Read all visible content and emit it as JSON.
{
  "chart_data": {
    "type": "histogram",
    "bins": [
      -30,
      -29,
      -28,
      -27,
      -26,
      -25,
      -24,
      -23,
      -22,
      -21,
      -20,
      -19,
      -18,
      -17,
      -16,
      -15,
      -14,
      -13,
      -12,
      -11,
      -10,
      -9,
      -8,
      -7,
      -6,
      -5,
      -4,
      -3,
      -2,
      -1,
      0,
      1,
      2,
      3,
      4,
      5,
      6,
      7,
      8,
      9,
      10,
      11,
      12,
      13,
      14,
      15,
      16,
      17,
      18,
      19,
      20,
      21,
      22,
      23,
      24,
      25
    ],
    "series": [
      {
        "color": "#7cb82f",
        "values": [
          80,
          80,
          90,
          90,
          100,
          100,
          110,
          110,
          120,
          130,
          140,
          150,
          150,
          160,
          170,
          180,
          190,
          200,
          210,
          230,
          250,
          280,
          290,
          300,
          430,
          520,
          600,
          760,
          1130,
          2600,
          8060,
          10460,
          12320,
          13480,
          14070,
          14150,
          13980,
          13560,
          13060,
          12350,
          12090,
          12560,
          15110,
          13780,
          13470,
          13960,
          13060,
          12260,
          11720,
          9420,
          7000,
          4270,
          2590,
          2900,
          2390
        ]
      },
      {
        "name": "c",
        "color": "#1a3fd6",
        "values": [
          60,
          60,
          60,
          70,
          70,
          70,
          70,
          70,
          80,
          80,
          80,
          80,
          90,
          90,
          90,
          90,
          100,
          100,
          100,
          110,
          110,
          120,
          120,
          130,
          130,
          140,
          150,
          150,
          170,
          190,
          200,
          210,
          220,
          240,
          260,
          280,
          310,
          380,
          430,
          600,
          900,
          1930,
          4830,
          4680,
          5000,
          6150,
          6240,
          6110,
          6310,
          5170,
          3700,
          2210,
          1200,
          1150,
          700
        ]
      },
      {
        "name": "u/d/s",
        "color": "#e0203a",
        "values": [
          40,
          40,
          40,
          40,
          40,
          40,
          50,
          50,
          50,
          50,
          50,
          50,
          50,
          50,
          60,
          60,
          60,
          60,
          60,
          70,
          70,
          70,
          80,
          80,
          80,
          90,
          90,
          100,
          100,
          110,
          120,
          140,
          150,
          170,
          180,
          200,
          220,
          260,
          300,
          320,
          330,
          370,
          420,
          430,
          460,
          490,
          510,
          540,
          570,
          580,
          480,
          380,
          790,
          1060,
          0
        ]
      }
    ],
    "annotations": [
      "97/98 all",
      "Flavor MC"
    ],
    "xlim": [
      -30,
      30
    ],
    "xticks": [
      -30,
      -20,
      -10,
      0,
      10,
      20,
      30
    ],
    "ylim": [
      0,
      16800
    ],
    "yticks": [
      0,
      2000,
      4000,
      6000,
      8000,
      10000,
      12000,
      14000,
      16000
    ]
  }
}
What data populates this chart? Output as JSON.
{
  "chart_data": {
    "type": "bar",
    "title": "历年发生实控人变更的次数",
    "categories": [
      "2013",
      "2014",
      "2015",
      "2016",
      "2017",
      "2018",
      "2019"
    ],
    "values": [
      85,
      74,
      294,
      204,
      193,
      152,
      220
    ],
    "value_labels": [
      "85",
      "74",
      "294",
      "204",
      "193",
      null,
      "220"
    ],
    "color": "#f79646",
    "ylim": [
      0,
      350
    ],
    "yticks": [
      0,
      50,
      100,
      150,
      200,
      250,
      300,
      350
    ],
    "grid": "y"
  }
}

★ ★ ★

SHORT TASK:
Reproduce the records word for word.

FINAL RESULT:
Read all visible content and emit it as JSON.
{
  "chart_data": {
    "type": "histogram",
    "bins": [
      -30,
      -29,
      -28,
      -27,
      -26,
      -25,
      -24,
      -23,
      -22,
      -21,
      -20,
      -19,
      -18,
      -17,
      -16,
      -15,
      -14,
      -13,
      -12,
      -11,
      -10,
      -9,
      -8,
      -7,
      -6,
      -5,
      -4,
      -3,
      -2,
      -1,
      0,
      1,
      2,
      3,
      4,
      5,
      6,
      7,
      8,
      9,
      10,
      11,
      12,
      13,
      14,
      15,
      16,
      17,
      18,
      19,
      20,
      21,
      22,
      23,
      24,
      25
    ],
    "series": [
      {
        "color": "#7cb82f",
        "values": [
          80,
          80,
          90,
          90,
          100,
          100,
          110,
          110,
          120,
          130,
          140,
          150,
          150,
          160,
          170,
          180,
          190,
          200,
          210,
          230,
          250,
          280,
          290,
          300,
          430,
          520,
          600,
          760,
          1130,
          2600,
          8060,
          10460,
          12320,
          13480,
          14070,
          14150,
          13980,
          13560,
          13060,
          12350,
          12090,
          12560,
          15110,
          13780,
          13470,
          13960,
          13060,
          12260,
          11720,
          9420,
          7000,
          4270,
          2590,
          2900,
          2390
        ]
      },
      {
        "name": "c",
        "color": "#1a3fd6",
        "values": [
          60,
          60,
          60,
          70,
          70,
          70,
          70,
          70,
          80,
          80,
          80,
          80,
          90,
          90,
          90,
          90,
          100,
          100,
          100,
          110,
          110,
          120,
          120,
          130,
          130,
          140,
          150,
          150,
          170,
          190,
          200,
          210,
          220,
          240,
          260,
          280,
          310,
          380,
          430,
          600,
          900,
          1930,
          4830,
          4680,
          5000,
          6150,
          6240,
          6110,
          6310,
          5170,
          3700,
          2210,
          1200,
          1150,
          700
        ]
      },
      {
        "name": "u/d/s",
        "color": "#e0203a",
        "values": [
          40,
          40,
          40,
          40,
          40,
          40,
          50,
          50,
          50,
          50,
          50,
          50,
          50,
          50,
          60,
          60,
          60,
          60,
          60,
          70,
          70,
          70,
          80,
          80,
          80,
          90,
          90,
          100,
          100,
          110,
          120,
          140,
          150,
          170,
          180,
          200,
          220,
          260,
          300,
          320,
          330,
          370,
          420,
          430,
          460,
          490,
          510,
          540,
          570,
          580,
          480,
          380,
          790,
          1060,
          0
        ]
      }
    ],
    "annotations": [
      "97/98 all",
      "Flavor MC"
    ],
    "xlim": [
      -30,
      30
    ],
    "xticks": [
      -30,
      -20,
      -10,
      0,
      10,
      20,
      30
    ],
    "ylim": [
      0,
      16800
    ],
    "yticks": [
      0,
      2000,
      4000,
      6000,
      8000,
      10000,
      12000,
      14000,
      16000
    ]
  }
}
What data populates this chart? Output as JSON.
{
  "chart_data": {
    "type": "bar",
    "title": "历年发生实控人变更的次数",
    "categories": [
      "2013",
      "2014",
      "2015",
      "2016",
      "2017",
      "2018",
      "2019"
    ],
    "values": [
      85,
      74,
      294,
      204,
      193,
      152,
      220
    ],
    "value_labels": [
      "85",
      "74",
      "294",
      "204",
      "193",
      null,
      "220"
    ],
    "color": "#f79646",
    "ylim": [
      0,
      350
    ],
    "yticks": [
      0,
      50,
      100,
      150,
      200,
      250,
      300,
      350
    ],
    "grid": "y"
  }
}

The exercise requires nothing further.